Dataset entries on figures

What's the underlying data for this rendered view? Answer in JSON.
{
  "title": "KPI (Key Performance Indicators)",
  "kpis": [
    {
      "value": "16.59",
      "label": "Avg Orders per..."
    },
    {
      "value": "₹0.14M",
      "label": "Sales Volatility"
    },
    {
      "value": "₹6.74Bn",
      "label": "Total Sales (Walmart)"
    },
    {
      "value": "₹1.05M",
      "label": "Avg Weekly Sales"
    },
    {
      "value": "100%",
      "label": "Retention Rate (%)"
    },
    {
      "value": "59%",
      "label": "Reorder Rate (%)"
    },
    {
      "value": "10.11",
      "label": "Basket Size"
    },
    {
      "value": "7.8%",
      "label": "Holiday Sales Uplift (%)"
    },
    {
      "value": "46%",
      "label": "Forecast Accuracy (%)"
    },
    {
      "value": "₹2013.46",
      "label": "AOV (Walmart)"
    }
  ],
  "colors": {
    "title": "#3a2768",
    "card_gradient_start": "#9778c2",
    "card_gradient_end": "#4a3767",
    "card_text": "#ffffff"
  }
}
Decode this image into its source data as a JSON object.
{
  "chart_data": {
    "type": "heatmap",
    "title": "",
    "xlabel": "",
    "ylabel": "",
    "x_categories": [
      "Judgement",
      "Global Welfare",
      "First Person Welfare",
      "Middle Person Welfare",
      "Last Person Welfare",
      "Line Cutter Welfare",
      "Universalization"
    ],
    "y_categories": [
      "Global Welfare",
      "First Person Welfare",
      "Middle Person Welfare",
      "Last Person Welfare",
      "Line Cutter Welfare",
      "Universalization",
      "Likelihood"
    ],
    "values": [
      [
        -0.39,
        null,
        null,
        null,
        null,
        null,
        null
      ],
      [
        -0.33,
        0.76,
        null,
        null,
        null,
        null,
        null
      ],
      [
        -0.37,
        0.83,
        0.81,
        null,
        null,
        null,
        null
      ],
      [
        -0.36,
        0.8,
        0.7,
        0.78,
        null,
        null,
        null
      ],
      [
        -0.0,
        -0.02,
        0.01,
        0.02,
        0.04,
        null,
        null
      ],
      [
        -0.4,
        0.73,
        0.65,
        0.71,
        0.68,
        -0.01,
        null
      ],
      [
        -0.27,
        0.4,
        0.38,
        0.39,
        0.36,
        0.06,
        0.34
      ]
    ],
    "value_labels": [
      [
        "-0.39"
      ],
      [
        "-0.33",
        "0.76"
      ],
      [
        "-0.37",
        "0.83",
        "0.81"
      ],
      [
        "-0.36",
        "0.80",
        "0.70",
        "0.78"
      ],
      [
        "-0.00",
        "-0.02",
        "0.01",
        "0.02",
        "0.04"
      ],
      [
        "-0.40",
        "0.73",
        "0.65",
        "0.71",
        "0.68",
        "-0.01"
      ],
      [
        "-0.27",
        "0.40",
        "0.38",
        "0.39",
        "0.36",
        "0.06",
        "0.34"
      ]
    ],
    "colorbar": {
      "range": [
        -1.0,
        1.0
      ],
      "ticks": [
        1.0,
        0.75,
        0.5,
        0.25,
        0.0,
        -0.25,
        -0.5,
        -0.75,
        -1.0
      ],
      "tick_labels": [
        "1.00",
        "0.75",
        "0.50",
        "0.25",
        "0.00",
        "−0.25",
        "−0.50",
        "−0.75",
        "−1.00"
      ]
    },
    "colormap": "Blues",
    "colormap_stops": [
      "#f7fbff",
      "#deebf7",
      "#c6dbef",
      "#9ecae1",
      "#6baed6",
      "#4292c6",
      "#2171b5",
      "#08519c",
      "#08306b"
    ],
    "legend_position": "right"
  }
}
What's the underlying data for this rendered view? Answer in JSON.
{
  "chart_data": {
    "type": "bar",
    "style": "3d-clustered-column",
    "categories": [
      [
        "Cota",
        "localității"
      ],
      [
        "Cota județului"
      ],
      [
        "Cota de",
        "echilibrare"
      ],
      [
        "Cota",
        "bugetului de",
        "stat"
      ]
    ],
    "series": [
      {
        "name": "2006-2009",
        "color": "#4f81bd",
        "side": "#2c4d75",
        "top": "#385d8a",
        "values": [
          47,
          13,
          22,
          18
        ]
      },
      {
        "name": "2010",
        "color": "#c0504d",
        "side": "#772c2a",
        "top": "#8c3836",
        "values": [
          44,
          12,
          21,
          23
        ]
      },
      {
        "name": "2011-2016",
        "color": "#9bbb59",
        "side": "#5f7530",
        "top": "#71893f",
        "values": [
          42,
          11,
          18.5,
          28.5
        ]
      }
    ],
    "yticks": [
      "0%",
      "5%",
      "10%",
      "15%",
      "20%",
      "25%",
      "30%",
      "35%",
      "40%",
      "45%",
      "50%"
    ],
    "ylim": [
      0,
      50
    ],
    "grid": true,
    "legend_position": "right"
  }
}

[SET EXERCISE]
Output the records above in their entirety, exactly.

[TASK RESPONSE]
What's the underlying data for this rendered view? Answer in JSON.
{
  "title": "KPI (Key Performance Indicators)",
  "kpis": [
    {
      "value": "16.59",
      "label": "Avg Orders per..."
    },
    {
      "value": "₹0.14M",
      "label": "Sales Volatility"
    },
    {
      "value": "₹6.74Bn",
      "label": "Total Sales (Walmart)"
    },
    {
      "value": "₹1.05M",
      "label": "Avg Weekly Sales"
    },
    {
      "value": "100%",
      "label": "Retention Rate (%)"
    },
    {
      "value": "59%",
      "label": "Reorder Rate (%)"
    },
    {
      "value": "10.11",
      "label": "Basket Size"
    },
    {
      "value": "7.8%",
      "label": "Holiday Sales Uplift (%)"
    },
    {
      "value": "46%",
      "label": "Forecast Accuracy (%)"
    },
    {
      "value": "₹2013.46",
      "label": "AOV (Walmart)"
    }
  ],
  "colors": {
    "title": "#3a2768",
    "card_gradient_start": "#9778c2",
    "card_gradient_end": "#4a3767",
    "card_text": "#ffffff"
  }
}
Decode this image into its source data as a JSON object.
{
  "chart_data": {
    "type": "heatmap",
    "title": "",
    "xlabel": "",
    "ylabel": "",
    "x_categories": [
      "Judgement",
      "Global Welfare",
      "First Person Welfare",
      "Middle Person Welfare",
      "Last Person Welfare",
      "Line Cutter Welfare",
      "Universalization"
    ],
    "y_categories": [
      "Global Welfare",
      "First Person Welfare",
      "Middle Person Welfare",
      "Last Person Welfare",
      "Line Cutter Welfare",
      "Universalization",
      "Likelihood"
    ],
    "values": [
      [
        -0.39,
        null,
        null,
        null,
        null,
        null,
        null
      ],
      [
        -0.33,
        0.76,
        null,
        null,
        null,
        null,
        null
      ],
      [
        -0.37,
        0.83,
        0.81,
        null,
        null,
        null,
        null
      ],
      [
        -0.36,
        0.8,
        0.7,
        0.78,
        null,
        null,
        null
      ],
      [
        -0.0,
        -0.02,
        0.01,
        0.02,
        0.04,
        null,
        null
      ],
      [
        -0.4,
        0.73,
        0.65,
        0.71,
        0.68,
        -0.01,
        null
      ],
      [
        -0.27,
        0.4,
        0.38,
        0.39,
        0.36,
        0.06,
        0.34
      ]
    ],
    "value_labels": [
      [
        "-0.39"
      ],
      [
        "-0.33",
        "0.76"
      ],
      [
        "-0.37",
        "0.83",
        "0.81"
      ],
      [
        "-0.36",
        "0.80",
        "0.70",
        "0.78"
      ],
      [
        "-0.00",
        "-0.02",
        "0.01",
        "0.02",
        "0.04"
      ],
      [
        "-0.40",
        "0.73",
        "0.65",
        "0.71",
        "0.68",
        "-0.01"
      ],
      [
        "-0.27",
        "0.40",
        "0.38",
        "0.39",
        "0.36",
        "0.06",
        "0.34"
      ]
    ],
    "colorbar": {
      "range": [
        -1.0,
        1.0
      ],
      "ticks": [
        1.0,
        0.75,
        0.5,
        0.25,
        0.0,
        -0.25,
        -0.5,
        -0.75,
        -1.0
      ],
      "tick_labels": [
        "1.00",
        "0.75",
        "0.50",
        "0.25",
        "0.00",
        "−0.25",
        "−0.50",
        "−0.75",
        "−1.00"
      ]
    },
    "colormap": "Blues",
    "colormap_stops": [
      "#f7fbff",
      "#deebf7",
      "#c6dbef",
      "#9ecae1",
      "#6baed6",
      "#4292c6",
      "#2171b5",
      "#08519c",
      "#08306b"
    ],
    "legend_position": "right"
  }
}
What's the underlying data for this rendered view? Answer in JSON.
{
  "chart_data": {
    "type": "bar",
    "style": "3d-clustered-column",
    "categories": [
      [
        "Cota",
        "localității"
      ],
      [
        "Cota județului"
      ],
      [
        "Cota de",
        "echilibrare"
      ],
      [
        "Cota",
        "bugetului de",
        "stat"
      ]
    ],
    "series": [
      {
        "name": "2006-2009",
        "color": "#4f81bd",
        "side": "#2c4d75",
        "top": "#385d8a",
        "values": [
          47,
          13,
          22,
          18
        ]
      },
      {
        "name": "2010",
        "color": "#c0504d",
        "side": "#772c2a",
        "top": "#8c3836",
        "values": [
          44,
          12,
          21,
          23
        ]
      },
      {
        "name": "2011-2016",
        "color": "#9bbb59",
        "side": "#5f7530",
        "top": "#71893f",
        "values": [
          42,
          11,
          18.5,
          28.5
        ]
      }
    ],
    "yticks": [
      "0%",
      "5%",
      "10%",
      "15%",
      "20%",
      "25%",
      "30%",
      "35%",
      "40%",
      "45%",
      "50%"
    ],
    "ylim": [
      0,
      50
    ],
    "grid": true,
    "legend_position": "right"
  }
}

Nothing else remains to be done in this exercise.